===== Dataset =====
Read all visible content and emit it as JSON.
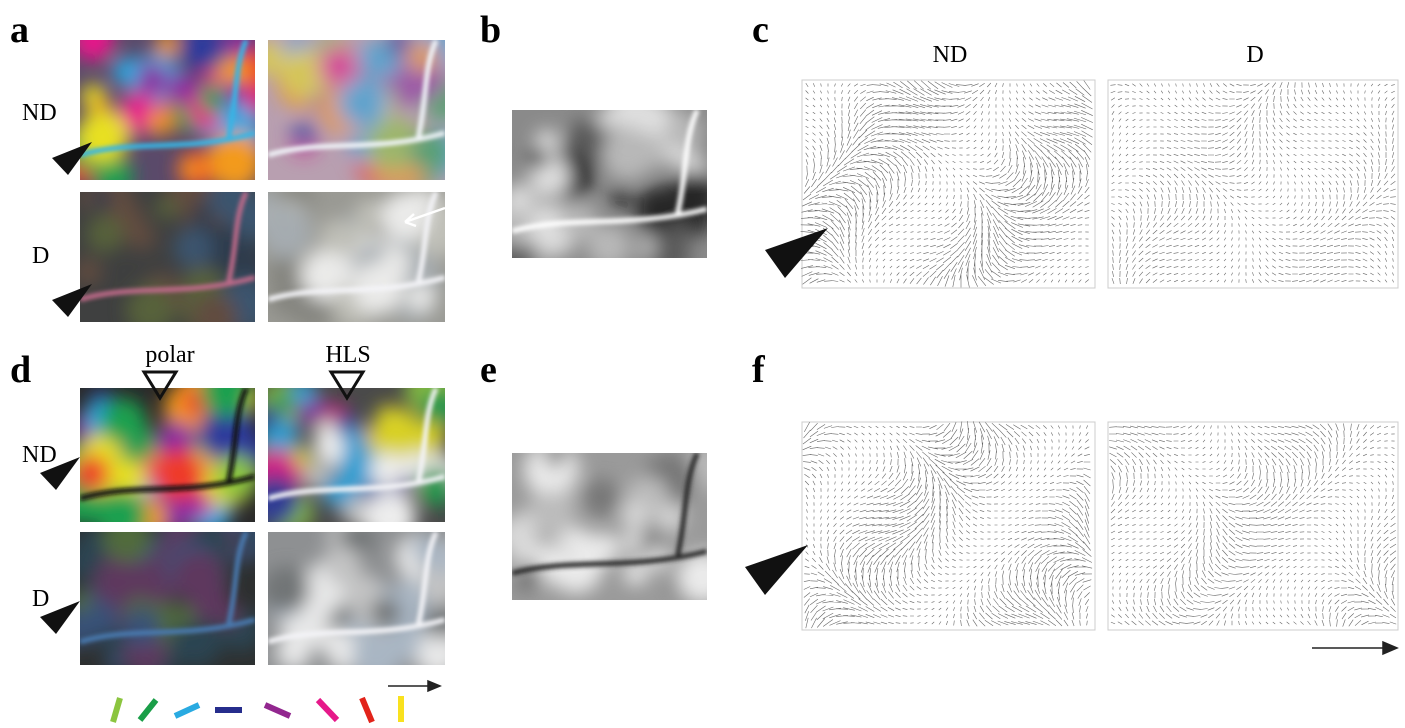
{
  "panels": [
    {
      "letter": "a",
      "row_labels": [
        "ND",
        "D"
      ]
    },
    {
      "letter": "b"
    },
    {
      "letter": "c",
      "column_labels": [
        "ND",
        "D"
      ]
    },
    {
      "letter": "d",
      "row_labels": [
        "ND",
        "D"
      ],
      "column_labels": [
        "polar",
        "HLS"
      ]
    },
    {
      "letter": "e"
    },
    {
      "letter": "f"
    }
  ]
}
=====
Restate each entry word for word, please, but drop any images it holds.

* **Response to this exercise**:
Read all visible content and emit it as JSON.
{
  "panels": [
    {
      "letter": "a",
      "row_labels": [
        "ND",
        "D"
      ]
    },
    {
      "letter": "b"
    },
    {
      "letter": "c",
      "column_labels": [
        "ND",
        "D"
      ]
    },
    {
      "letter": "d",
      "row_labels": [
        "ND",
        "D"
      ],
      "column_labels": [
        "polar",
        "HLS"
      ]
    },
    {
      "letter": "e"
    },
    {
      "letter": "f"
    }
  ]
}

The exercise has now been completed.